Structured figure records
....

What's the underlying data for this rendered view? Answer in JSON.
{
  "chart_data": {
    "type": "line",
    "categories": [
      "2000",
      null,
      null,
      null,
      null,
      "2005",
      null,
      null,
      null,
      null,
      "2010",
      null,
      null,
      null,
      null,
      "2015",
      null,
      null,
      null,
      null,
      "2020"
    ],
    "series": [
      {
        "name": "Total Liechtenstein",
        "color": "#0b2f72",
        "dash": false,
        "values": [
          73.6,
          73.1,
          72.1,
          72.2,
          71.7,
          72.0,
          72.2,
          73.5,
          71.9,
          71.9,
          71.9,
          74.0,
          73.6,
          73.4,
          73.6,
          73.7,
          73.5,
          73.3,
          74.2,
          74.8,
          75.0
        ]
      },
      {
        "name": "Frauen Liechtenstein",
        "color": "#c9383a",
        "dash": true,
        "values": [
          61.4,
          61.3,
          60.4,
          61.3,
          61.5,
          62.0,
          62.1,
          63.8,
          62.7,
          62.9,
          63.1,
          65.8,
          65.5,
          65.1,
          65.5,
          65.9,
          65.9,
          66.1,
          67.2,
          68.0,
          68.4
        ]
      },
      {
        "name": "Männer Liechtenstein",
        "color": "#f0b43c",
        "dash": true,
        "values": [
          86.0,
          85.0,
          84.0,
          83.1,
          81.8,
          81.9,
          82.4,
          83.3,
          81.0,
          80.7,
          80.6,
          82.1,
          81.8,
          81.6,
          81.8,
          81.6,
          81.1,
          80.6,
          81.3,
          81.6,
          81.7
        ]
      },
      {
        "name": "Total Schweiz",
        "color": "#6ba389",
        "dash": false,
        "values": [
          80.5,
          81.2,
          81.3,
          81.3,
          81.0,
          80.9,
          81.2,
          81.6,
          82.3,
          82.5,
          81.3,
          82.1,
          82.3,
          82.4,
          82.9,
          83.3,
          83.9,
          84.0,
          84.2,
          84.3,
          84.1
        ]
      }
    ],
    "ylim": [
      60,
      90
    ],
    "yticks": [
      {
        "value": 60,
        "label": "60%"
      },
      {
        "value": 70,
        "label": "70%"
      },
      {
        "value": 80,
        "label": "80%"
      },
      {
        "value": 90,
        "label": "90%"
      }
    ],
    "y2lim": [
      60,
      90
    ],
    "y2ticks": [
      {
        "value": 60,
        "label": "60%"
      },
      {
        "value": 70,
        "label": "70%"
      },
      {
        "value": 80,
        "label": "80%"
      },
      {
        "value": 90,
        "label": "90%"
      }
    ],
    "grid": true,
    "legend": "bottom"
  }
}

....

What you will do =
Your answer should be a single number: how many lines of the material contain the word "name".

Solution =
4